* Given problem
Going through the material below, please gather all lines with the word "Treatment" in them.

* Material provided
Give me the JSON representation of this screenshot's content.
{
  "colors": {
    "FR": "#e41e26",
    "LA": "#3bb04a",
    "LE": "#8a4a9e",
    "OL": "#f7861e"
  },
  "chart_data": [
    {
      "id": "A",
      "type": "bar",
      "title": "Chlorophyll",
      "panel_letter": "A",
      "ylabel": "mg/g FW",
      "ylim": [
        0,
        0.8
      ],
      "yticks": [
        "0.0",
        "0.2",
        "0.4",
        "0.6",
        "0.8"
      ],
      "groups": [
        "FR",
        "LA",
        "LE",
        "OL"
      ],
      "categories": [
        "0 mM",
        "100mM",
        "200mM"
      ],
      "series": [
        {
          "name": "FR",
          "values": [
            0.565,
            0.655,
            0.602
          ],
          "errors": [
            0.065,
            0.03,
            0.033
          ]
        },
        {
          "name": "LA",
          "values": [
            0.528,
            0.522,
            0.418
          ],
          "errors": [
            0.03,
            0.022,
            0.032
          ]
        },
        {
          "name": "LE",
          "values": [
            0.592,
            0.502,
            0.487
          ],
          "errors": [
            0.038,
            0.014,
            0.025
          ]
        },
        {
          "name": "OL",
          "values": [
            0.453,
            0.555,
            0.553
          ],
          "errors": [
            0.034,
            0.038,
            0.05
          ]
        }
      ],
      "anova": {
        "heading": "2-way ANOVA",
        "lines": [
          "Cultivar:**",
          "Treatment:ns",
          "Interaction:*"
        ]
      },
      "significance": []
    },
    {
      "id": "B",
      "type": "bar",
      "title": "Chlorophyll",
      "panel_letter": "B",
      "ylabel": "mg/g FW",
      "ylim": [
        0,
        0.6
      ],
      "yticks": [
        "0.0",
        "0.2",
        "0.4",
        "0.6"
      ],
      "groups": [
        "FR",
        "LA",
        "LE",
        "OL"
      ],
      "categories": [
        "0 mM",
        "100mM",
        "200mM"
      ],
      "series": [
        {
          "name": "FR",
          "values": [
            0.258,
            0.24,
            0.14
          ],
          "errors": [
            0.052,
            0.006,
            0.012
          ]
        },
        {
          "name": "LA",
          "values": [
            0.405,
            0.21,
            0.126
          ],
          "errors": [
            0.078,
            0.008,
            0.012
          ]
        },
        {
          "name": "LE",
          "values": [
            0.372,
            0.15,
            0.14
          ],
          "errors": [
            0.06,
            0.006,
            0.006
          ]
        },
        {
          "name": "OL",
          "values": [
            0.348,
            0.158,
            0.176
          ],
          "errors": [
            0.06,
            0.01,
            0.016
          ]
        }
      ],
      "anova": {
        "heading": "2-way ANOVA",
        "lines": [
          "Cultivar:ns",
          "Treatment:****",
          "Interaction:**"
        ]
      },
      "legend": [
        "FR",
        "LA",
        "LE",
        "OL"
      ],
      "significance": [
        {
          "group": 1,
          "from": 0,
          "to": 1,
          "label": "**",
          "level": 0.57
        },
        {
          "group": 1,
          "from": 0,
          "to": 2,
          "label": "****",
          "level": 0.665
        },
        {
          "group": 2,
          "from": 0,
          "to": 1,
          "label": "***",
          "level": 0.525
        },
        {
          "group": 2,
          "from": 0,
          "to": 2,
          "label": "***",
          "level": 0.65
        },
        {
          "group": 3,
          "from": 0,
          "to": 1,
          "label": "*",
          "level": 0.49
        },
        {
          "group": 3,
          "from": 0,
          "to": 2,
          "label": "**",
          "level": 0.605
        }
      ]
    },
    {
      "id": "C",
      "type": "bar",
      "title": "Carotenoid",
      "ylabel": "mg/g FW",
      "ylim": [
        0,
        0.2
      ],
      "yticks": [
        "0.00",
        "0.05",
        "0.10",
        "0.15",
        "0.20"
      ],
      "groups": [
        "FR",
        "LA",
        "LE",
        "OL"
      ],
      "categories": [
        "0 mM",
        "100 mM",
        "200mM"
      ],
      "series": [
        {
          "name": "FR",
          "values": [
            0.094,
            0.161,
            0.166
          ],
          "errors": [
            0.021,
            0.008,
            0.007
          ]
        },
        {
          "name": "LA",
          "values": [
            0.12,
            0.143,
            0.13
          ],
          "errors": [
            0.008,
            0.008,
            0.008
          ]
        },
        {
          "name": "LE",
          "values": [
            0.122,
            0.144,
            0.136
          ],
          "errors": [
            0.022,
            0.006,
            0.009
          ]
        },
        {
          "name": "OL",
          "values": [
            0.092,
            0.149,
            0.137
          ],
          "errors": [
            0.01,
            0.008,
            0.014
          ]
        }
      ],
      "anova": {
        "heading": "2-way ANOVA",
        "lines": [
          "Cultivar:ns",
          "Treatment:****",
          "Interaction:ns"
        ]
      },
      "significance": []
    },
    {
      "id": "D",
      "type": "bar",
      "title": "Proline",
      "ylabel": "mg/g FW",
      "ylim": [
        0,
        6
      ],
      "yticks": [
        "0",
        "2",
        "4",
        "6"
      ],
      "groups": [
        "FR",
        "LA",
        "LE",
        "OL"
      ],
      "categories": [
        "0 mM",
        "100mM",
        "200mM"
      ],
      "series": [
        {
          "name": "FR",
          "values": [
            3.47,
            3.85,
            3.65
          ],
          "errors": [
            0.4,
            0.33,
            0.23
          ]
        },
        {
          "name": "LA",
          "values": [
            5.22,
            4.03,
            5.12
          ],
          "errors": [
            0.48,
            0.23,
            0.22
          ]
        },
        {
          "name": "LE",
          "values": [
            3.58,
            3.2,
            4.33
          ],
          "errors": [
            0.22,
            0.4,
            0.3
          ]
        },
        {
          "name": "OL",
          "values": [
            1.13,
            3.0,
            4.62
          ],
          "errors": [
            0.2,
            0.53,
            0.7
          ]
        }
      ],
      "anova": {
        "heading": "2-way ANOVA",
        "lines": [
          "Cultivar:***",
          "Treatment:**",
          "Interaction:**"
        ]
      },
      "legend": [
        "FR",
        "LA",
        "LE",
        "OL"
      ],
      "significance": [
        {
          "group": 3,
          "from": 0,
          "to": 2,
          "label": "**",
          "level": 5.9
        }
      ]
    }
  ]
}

* Worked solution
          "Treatment:ns",
          "Treatment:****",
          "Treatment:****",
          "Treatment:**",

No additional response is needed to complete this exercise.